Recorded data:
* Begin *
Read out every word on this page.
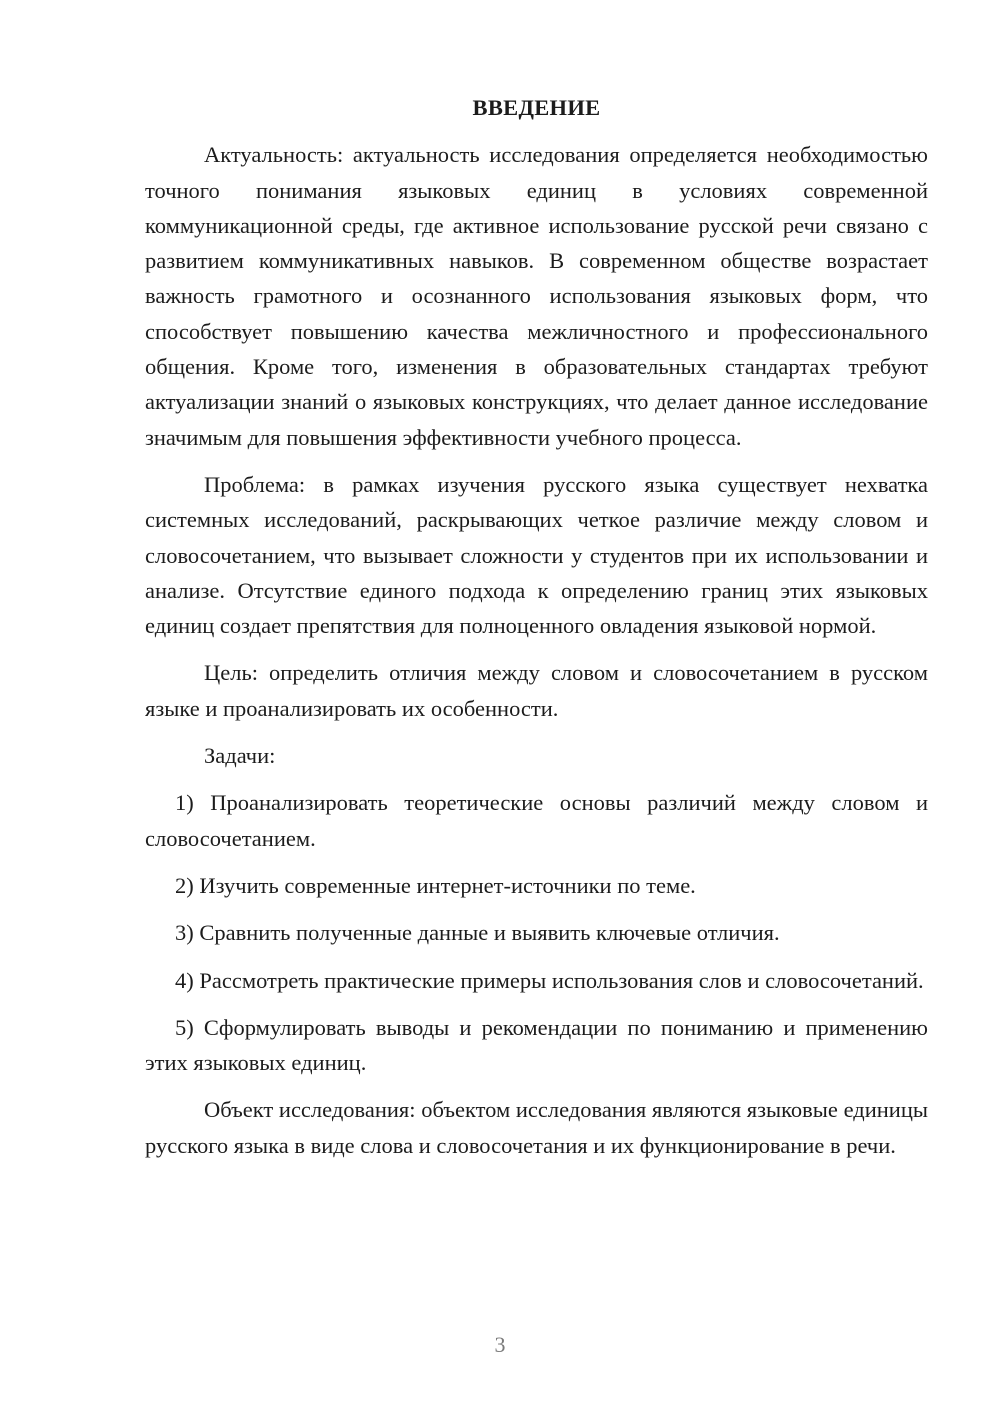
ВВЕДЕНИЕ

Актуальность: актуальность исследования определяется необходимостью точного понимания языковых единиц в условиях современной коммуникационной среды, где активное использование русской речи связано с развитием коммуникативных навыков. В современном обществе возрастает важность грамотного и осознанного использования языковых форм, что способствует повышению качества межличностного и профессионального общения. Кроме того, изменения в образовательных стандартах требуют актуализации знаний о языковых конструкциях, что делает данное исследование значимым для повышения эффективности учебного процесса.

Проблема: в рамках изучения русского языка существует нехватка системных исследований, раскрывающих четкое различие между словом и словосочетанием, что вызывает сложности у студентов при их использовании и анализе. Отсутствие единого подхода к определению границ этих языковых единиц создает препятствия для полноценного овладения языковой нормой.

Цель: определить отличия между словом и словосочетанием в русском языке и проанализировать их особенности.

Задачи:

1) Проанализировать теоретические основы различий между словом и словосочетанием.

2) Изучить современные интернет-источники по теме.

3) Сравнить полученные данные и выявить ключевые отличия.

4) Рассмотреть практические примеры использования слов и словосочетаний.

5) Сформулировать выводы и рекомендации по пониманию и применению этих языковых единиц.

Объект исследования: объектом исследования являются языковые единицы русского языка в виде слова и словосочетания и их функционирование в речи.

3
* End *
Print the entries above exactly, taking out only the pictures.

Read out every word on this page.
ВВЕДЕНИЕ

Актуальность: актуальность исследования определяется необходимостью точного понимания языковых единиц в условиях современной коммуникационной среды, где активное использование русской речи связано с развитием коммуникативных навыков. В современном обществе возрастает важность грамотного и осознанного использования языковых форм, что способствует повышению качества межличностного и профессионального общения. Кроме того, изменения в образовательных стандартах требуют актуализации знаний о языковых конструкциях, что делает данное исследование значимым для повышения эффективности учебного процесса.

Проблема: в рамках изучения русского языка существует нехватка системных исследований, раскрывающих четкое различие между словом и словосочетанием, что вызывает сложности у студентов при их использовании и анализе. Отсутствие единого подхода к определению границ этих языковых единиц создает препятствия для полноценного овладения языковой нормой.

Цель: определить отличия между словом и словосочетанием в русском языке и проанализировать их особенности.

Задачи:

1) Проанализировать теоретические основы различий между словом и словосочетанием.

2) Изучить современные интернет-источники по теме.

3) Сравнить полученные данные и выявить ключевые отличия.

4) Рассмотреть практические примеры использования слов и словосочетаний.

5) Сформулировать выводы и рекомендации по пониманию и применению этих языковых единиц.

Объект исследования: объектом исследования являются языковые единицы русского языка в виде слова и словосочетания и их функционирование в речи.

3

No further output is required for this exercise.